### Consignes de l'exercice:
1. D'après l'entretien sur la politique numérique d'Emmanuel Macron, combien de discours majeurs sur le numérique le président a-t-il prononcés entre 2017 et 2025 ?
2. Recopiez fidèlement le passage de l'entretien sur la politique numérique d'Emmanuel Macron qui va de « LE FIGARO. – » jusqu'à « Comment l’expliquer ? ».
3. Selon l'entretien sur la politique numérique d'Emmanuel Macron, quels thèmes sont évoqués dans les discours du président sur le numérique ? Donnez-les tous.

**** Texte présenté

« Le président de la République a confondu volontarisme déclaratif et stratégie industrielle. Résultat : la France est devenue une puissance numérique de tribune dans les organisations internationales… et une colonie technologique dans les faits. »
Entretien Par Elea Cauvin.
Cet entretien paraît aujourd’hui dans Le Figaro. Quoique riche en informations et données diverses, il peut se résumer dans sa maxime conclusive : « Il est temps de refaire de la puissance notre horizon. » JSF
ENTRETIEN – Dans une note pour l’Institut Thomas More, le directeur de recherche* dresse un pâle bilan de l’action d’Emmanuel Macron dans le secteur du numérique. Pour lui, le retard de l’Europe en la matière s’explique en grande partie par la désindustrialisation du continent.
* Spécialiste des enjeux éthiques du numérique et directeur de recherche à l’Institut Thomas More, Cyrille Dalmont publie une note intitulée « Politique numérique d’Emmanuel Macron : le bilan ».

LE FIGARO. – Vous soulignez dans votre note un décalage entre les ambitions en matière de transformation numérique exprimées par le président de la République et son bilan. Comment l’expliquer ?
CYRILLE DALMONT. – Emmanuel Macron a prononcé 23 discours majeurs sur le numérique entre 2017 et 2025 : start-up nation, quantique, intelligence artificielle, souveraineté européenne, cyberdéfense sont évoqués, mais ces thèmes ne sont jamais articulés dans un écosystème cohérent. La France se félicite de compter 28 licornes (start-up évaluée à plus de 1 milliard de dollars), soit 23 % de la capitalisation totale des licornes européennes, mais ces dernières ne représentent que 7 % de la capitalisation mondiale des licornes. Pendant ce temps-là, les géants américains de la tech ont multiplié leur capitalisation par quatre, et de grands contrats publics de cloud ont été confiés à Azure, AWS ou Google. Le président de la République a confondu volontarisme déclaratif et stratégie industrielle. Résultat : la France est devenue une puissance numérique de tribune dans les organisations internationales… et une colonie technologique dans les faits.
Le débat autour du Health Data Hub, centre d’hébergement des données de santé des Français chez Microsoft Azure, a récemment mis en lumière nos défaillances en matière de souveraineté numérique. Pourquoi la France demeure-t-elle «locataire» des États-Unis et des Gafam malgré des investissements publics massifs ?

********
**** Données fournies

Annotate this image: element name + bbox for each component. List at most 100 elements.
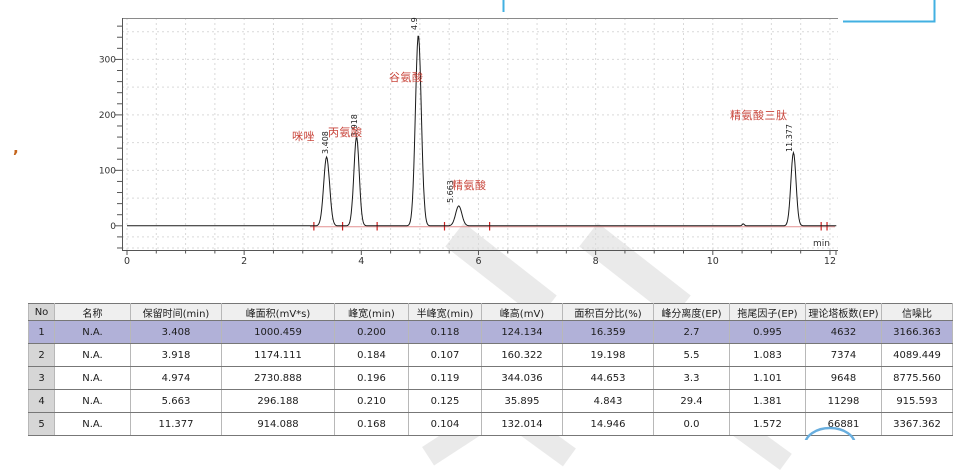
peak-component-label: 谷氨酸	[389, 70, 424, 84]
table-row[interactable]: 4 N.A. 5.663 296.188 0.210 0.125 35.895 4.843 29…	[28, 389, 953, 413]
table-cell: 3.3	[653, 366, 730, 390]
table-cell: 44.653	[562, 366, 654, 390]
table-cell: N.A.	[54, 366, 131, 390]
column-header: 名称	[54, 303, 131, 321]
table-cell: 35.895	[481, 389, 563, 413]
table-cell: 16.359	[562, 320, 654, 344]
table-cell: 0.125	[408, 389, 482, 413]
table-cell: 0.995	[729, 320, 806, 344]
column-header: 保留时间(min)	[130, 303, 222, 321]
signal-curve	[127, 35, 837, 227]
table-header-row: No 名称 保留时间(min) 峰面积(mV*s) 峰宽(min) 半峰宽(min) 峰高(…	[28, 303, 953, 321]
column-header: No	[28, 303, 55, 321]
column-header: 拖尾因子(EP)	[729, 303, 806, 321]
table-cell: 5.663	[130, 389, 222, 413]
column-header: 峰面积(mV*s)	[221, 303, 335, 321]
table-cell: 4.843	[562, 389, 654, 413]
peak-component-label: 精氨酸三肽	[730, 108, 788, 122]
column-header: 理论塔板数(EP)	[805, 303, 882, 321]
column-header: 峰分离度(EP)	[653, 303, 730, 321]
table-cell: 29.4	[653, 389, 730, 413]
table-cell: 0.210	[334, 389, 409, 413]
table-cell: 0.184	[334, 343, 409, 367]
peak-retention-time-label: 3.408	[321, 131, 330, 154]
table-row[interactable]: 3 N.A. 4.974 2730.888 0.196 0.119 344.036 44.65…	[28, 366, 953, 390]
table-cell: 3367.362	[881, 412, 953, 436]
table-cell: 4632	[805, 320, 882, 344]
table-cell: 0.119	[408, 366, 482, 390]
x-tick-label: 8	[593, 256, 599, 267]
y-tick-label: 100	[99, 166, 116, 176]
table-cell: 4	[28, 389, 55, 413]
table-cell: 0.168	[334, 412, 409, 436]
table-cell: 132.014	[481, 412, 563, 436]
peak-retention-time-label: 3.918	[350, 114, 359, 137]
x-axis-unit-label: min	[813, 239, 830, 249]
x-tick-label: 2	[241, 256, 247, 267]
table-cell: 1.101	[729, 366, 806, 390]
table-cell: 1174.111	[221, 343, 335, 367]
table-row[interactable]: 2 N.A. 3.918 1174.111 0.184 0.107 160.322 19.19…	[28, 343, 953, 367]
column-header: 半峰宽(min)	[408, 303, 482, 321]
table-cell: 0.200	[334, 320, 409, 344]
table-cell: 1	[28, 320, 55, 344]
peak-component-label: 精氨酸	[452, 178, 487, 192]
table-cell: 14.946	[562, 412, 654, 436]
table-row[interactable]: 1 N.A. 3.408 1000.459 0.200 0.118 124.134 16.35…	[28, 320, 953, 344]
table-cell: 0.107	[408, 343, 482, 367]
table-cell: 3.408	[130, 320, 222, 344]
x-tick-label: 4	[358, 256, 364, 267]
table-cell: N.A.	[54, 320, 131, 344]
stray-comma-text: ,	[13, 139, 19, 157]
table-cell: 7374	[805, 343, 882, 367]
chromatography-report-page: { "annotations": { "comma": ",", "callou…	[13, 0, 953, 470]
peak-component-label: 咪唑	[292, 130, 315, 143]
y-tick-label: 200	[99, 111, 116, 121]
x-tick-label: 10	[707, 256, 719, 267]
table-cell: 11298	[805, 389, 882, 413]
table-row[interactable]: 5 N.A. 11.377 914.088 0.168 0.104 132.014 14.94…	[28, 412, 953, 436]
column-header: 峰高(mV)	[481, 303, 563, 321]
table-cell: 1.381	[729, 389, 806, 413]
column-header: 信噪比	[881, 303, 953, 321]
y-tick-label: 300	[99, 55, 116, 65]
table-cell: 160.322	[481, 343, 563, 367]
table-cell: 5	[28, 412, 55, 436]
table-cell: 66881	[805, 412, 882, 436]
table-cell: N.A.	[54, 412, 131, 436]
table-cell: 3.918	[130, 343, 222, 367]
table-cell: 2.7	[653, 320, 730, 344]
x-tick-label: 0	[124, 256, 130, 267]
table-cell: 1000.459	[221, 320, 335, 344]
y-tick-label: 0	[110, 222, 116, 232]
table-cell: 3166.363	[881, 320, 953, 344]
peaks-table: No 名称 保留时间(min) 峰面积(mV*s) 峰宽(min) 半峰宽(min) 峰高(…	[28, 303, 953, 436]
x-tick-label: 6	[475, 256, 481, 267]
table-cell: 0.0	[653, 412, 730, 436]
table-cell: N.A.	[54, 389, 131, 413]
table-cell: 4.974	[130, 366, 222, 390]
table-cell: 914.088	[221, 412, 335, 436]
table-cell: 296.188	[221, 389, 335, 413]
peak-retention-time-label: 5.663	[446, 180, 455, 203]
x-tick-label: 12	[824, 256, 836, 267]
table-cell: 11.377	[130, 412, 222, 436]
table-cell: 0.196	[334, 366, 409, 390]
peak-retention-time-label: 11.377	[785, 124, 794, 152]
column-header: 峰宽(min)	[334, 303, 409, 321]
column-header: 面积百分比(%)	[562, 303, 654, 321]
chromatogram-chart: 0 100 200 300 0 2 4 6 8 10 12 min 3.408 3.918 4.9 5.663…	[99, 17, 838, 267]
peak-component-label: 丙氨酸	[328, 125, 363, 139]
table-cell: 1.083	[729, 343, 806, 367]
table-cell: 4089.449	[881, 343, 953, 367]
table-cell: 2730.888	[221, 366, 335, 390]
table-cell: 0.118	[408, 320, 482, 344]
table-cell: 1.572	[729, 412, 806, 436]
table-cell: 344.036	[481, 366, 563, 390]
table-cell: 3	[28, 366, 55, 390]
table-cell: 0.104	[408, 412, 482, 436]
table-cell: 8775.560	[881, 366, 953, 390]
peak-retention-time-label: 4.9	[410, 17, 419, 30]
table-cell: 915.593	[881, 389, 953, 413]
table-cell: N.A.	[54, 343, 131, 367]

********

### Réponses par consigne:
1. 23 discours majeurs.

2.
LE FIGARO. – Vous soulignez dans votre note un décalage entre les ambitions en matière de transformation numérique exprimées par le président de la République et son bilan. Comment l’expliquer ?

3.
- start-up nation
- quantique
- intelligence artificielle
- souveraineté européenne
- cyberdéfense